> **Exercise details**: Hunt for the word "строительства" across the entries below, copying each line that holds it.

> **Records for the task**:
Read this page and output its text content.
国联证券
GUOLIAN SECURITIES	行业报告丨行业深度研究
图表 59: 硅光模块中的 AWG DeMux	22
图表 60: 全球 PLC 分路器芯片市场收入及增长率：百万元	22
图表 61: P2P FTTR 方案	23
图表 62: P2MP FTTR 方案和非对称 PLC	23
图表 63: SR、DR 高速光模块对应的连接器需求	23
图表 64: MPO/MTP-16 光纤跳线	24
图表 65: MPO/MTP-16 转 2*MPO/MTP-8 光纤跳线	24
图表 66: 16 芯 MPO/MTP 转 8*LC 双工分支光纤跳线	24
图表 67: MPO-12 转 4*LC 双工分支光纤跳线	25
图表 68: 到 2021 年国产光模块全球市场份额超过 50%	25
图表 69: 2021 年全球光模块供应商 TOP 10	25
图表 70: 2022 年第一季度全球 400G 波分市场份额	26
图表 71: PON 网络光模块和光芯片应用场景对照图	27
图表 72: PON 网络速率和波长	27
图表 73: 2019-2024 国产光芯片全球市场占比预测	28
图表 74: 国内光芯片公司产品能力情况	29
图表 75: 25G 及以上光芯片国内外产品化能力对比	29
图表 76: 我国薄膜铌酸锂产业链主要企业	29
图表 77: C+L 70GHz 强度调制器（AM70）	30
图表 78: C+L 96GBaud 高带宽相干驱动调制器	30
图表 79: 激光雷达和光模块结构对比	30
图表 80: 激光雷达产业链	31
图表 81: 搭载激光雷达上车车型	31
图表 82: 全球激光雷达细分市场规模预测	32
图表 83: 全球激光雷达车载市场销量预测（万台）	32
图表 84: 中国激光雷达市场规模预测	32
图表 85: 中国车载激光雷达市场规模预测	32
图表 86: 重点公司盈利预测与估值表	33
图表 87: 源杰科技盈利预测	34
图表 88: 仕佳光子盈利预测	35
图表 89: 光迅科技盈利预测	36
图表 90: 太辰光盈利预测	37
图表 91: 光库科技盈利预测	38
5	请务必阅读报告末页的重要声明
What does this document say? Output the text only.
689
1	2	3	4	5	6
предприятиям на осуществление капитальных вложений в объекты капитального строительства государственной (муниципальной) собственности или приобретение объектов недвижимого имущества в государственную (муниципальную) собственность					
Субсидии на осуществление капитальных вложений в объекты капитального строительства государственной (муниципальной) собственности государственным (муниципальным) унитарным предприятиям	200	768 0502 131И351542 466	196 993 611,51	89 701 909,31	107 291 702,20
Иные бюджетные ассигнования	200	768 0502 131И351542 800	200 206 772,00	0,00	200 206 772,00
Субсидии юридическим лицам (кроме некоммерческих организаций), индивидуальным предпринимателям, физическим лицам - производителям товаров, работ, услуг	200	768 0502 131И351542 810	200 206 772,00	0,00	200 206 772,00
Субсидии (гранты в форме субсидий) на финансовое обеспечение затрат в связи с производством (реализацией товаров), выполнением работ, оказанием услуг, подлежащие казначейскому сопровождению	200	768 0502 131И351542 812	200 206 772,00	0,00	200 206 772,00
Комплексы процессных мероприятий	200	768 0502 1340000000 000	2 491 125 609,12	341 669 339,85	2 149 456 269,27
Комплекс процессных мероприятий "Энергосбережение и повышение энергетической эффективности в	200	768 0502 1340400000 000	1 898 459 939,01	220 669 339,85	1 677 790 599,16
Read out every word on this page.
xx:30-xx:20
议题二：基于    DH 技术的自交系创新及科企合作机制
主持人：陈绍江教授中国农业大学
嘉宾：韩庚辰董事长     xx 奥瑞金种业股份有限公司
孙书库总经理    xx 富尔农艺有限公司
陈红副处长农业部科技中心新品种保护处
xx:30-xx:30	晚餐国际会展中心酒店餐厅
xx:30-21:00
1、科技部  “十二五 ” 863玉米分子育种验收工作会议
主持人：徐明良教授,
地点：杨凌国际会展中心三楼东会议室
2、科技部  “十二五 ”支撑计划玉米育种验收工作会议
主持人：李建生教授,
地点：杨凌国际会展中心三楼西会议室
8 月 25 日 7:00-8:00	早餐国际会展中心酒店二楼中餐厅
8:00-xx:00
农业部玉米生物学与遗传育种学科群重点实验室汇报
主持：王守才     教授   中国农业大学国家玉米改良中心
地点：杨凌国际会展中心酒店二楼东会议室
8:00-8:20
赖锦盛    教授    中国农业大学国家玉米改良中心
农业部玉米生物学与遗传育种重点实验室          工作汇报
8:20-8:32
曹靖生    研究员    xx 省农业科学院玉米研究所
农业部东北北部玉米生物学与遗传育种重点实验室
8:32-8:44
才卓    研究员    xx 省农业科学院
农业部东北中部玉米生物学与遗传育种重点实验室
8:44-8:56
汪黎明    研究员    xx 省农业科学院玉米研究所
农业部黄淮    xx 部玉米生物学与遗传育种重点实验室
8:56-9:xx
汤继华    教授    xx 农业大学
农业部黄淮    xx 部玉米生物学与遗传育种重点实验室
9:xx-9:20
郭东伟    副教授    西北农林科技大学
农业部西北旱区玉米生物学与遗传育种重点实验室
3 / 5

> **Output of the exercise**:
предприятиям на осуществление капитальных вложений в объекты капитального строительства государственной (муниципальной) собственности или приобретение объектов недвижимого имущества в государственную (муниципальную) собственность					
Субсидии на осуществление капитальных вложений в объекты капитального строительства государственной (муниципальной) собственности государственным (муниципальным) унитарным предприятиям	200	768 0502 131И351542 466	196 993 611,51	89 701 909,31	107 291 702,20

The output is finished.